• [Supplied records]:
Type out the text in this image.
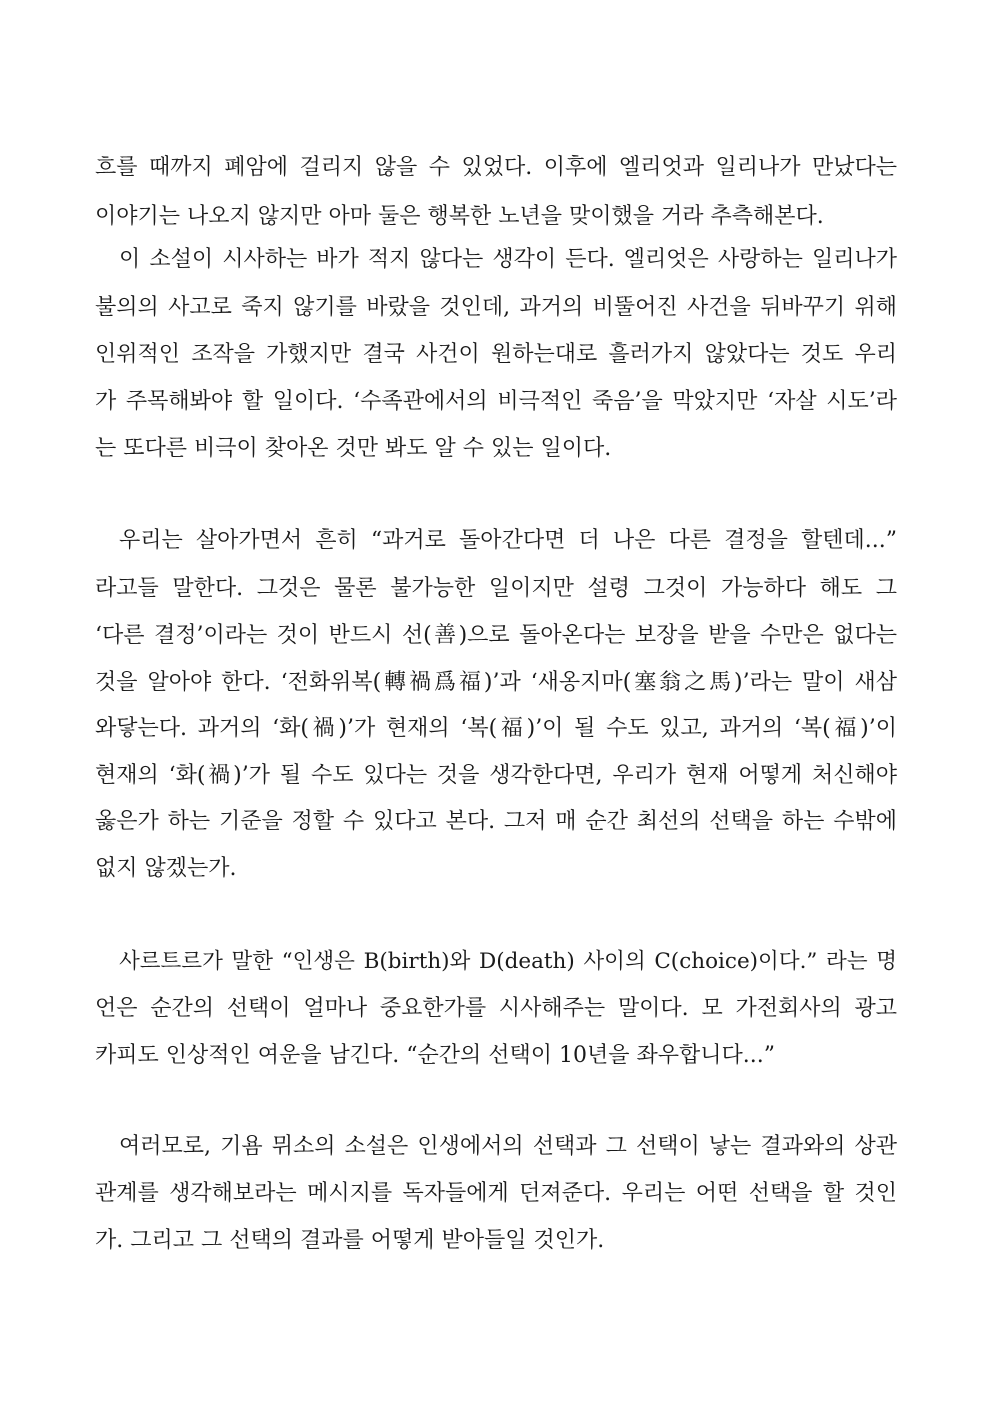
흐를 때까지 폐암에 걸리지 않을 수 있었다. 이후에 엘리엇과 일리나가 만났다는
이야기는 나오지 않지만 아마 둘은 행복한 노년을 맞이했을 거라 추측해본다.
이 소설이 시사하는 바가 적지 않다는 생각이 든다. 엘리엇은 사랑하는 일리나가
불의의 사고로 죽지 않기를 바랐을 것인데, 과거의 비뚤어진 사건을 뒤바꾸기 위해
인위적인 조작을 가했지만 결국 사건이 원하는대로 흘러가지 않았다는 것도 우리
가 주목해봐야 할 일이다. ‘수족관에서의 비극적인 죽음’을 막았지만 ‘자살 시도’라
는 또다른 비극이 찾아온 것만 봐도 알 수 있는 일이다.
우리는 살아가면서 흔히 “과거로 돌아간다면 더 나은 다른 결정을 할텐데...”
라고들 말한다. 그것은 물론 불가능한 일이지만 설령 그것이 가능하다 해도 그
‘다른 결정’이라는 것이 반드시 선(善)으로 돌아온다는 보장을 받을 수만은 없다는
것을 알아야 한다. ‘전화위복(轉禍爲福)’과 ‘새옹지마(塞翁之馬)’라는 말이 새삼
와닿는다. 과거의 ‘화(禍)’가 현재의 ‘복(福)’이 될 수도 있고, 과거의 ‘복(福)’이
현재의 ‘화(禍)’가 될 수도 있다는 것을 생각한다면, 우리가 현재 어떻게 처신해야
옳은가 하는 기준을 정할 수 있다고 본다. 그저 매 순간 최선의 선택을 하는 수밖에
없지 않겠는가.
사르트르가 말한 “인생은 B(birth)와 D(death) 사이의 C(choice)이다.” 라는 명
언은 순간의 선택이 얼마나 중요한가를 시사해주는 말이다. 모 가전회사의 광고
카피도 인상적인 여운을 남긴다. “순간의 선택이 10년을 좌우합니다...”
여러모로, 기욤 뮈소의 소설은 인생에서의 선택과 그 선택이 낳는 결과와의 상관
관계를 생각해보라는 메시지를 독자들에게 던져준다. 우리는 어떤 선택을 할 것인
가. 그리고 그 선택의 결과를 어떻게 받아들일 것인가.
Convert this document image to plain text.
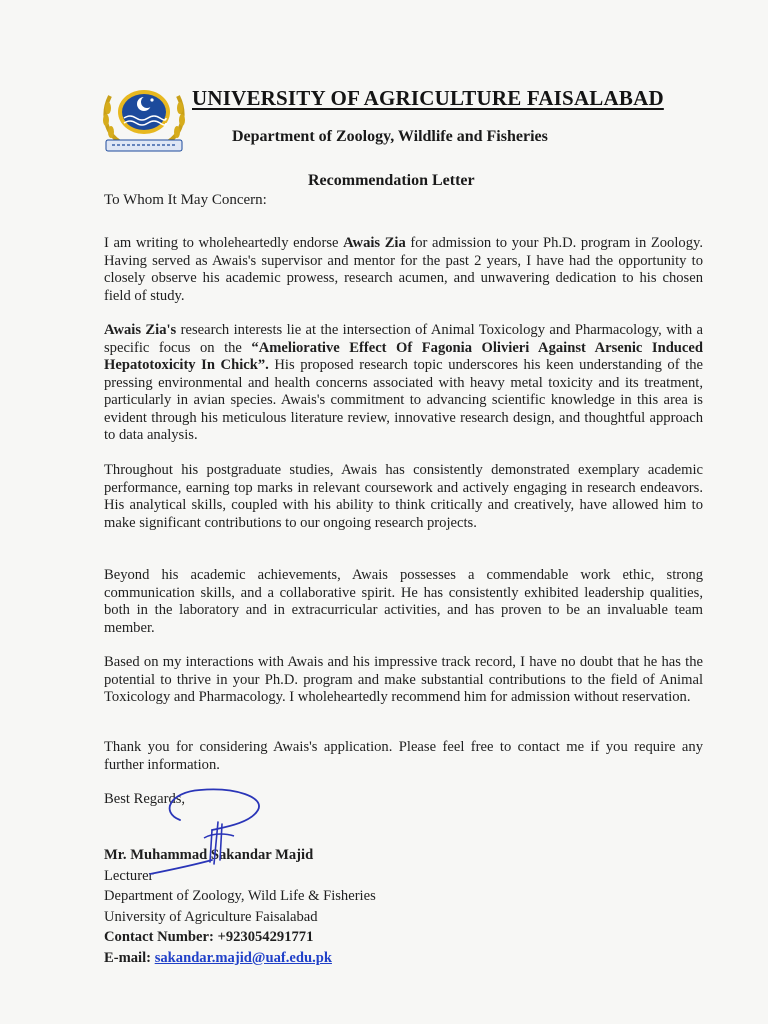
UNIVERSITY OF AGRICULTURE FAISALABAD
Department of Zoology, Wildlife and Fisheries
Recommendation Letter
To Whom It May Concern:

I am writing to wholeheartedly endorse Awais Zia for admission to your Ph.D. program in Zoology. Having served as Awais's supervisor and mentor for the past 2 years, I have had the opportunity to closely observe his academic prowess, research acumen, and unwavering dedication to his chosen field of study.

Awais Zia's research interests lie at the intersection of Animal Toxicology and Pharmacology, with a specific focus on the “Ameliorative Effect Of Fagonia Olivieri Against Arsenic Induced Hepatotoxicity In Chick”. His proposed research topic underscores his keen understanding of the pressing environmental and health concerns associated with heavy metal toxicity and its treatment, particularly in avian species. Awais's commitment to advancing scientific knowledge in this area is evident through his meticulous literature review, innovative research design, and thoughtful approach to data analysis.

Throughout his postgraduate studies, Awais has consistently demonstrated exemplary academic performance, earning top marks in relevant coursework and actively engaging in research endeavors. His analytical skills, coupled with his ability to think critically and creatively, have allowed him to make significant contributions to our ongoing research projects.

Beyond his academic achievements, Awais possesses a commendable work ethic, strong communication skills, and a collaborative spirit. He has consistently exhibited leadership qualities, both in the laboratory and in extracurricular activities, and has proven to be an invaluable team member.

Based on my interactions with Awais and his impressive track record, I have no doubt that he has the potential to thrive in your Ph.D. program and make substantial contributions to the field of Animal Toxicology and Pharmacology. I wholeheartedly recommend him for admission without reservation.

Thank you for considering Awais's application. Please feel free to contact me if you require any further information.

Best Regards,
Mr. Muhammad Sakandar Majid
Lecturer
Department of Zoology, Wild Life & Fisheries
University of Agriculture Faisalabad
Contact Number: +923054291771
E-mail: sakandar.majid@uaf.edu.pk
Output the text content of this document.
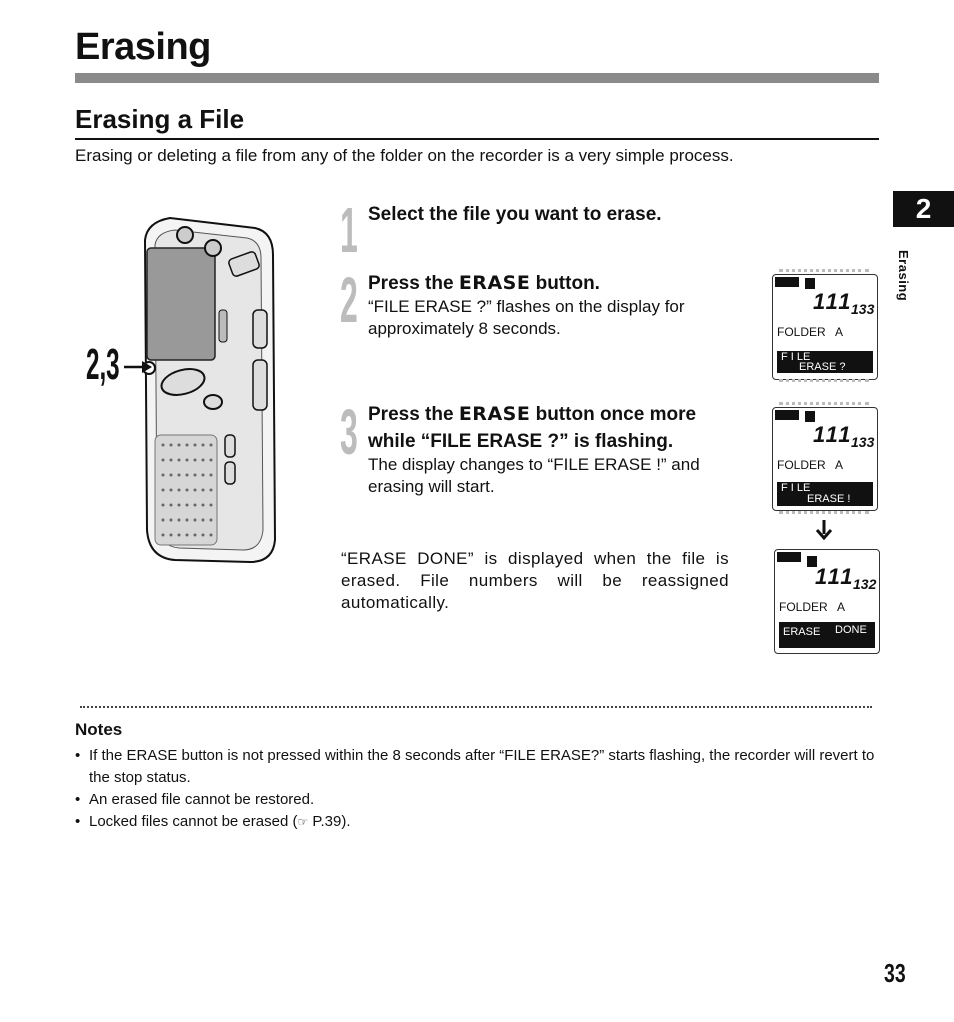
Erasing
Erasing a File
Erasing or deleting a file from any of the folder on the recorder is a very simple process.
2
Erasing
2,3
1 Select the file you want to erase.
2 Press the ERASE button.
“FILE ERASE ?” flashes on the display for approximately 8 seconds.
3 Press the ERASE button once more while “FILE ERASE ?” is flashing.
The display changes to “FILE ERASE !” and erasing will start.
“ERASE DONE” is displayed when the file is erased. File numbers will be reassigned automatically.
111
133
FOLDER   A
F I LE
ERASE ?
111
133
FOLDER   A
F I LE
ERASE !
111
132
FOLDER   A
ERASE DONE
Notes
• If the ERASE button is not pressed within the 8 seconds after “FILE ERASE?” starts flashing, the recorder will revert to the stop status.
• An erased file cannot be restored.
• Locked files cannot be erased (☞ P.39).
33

• [Exercise goal]:
Search the data for "cannot". Copy every line that has it.

• [Finished exercise]:
• An erased file cannot be restored.
• Locked files cannot be erased (☞ P.39).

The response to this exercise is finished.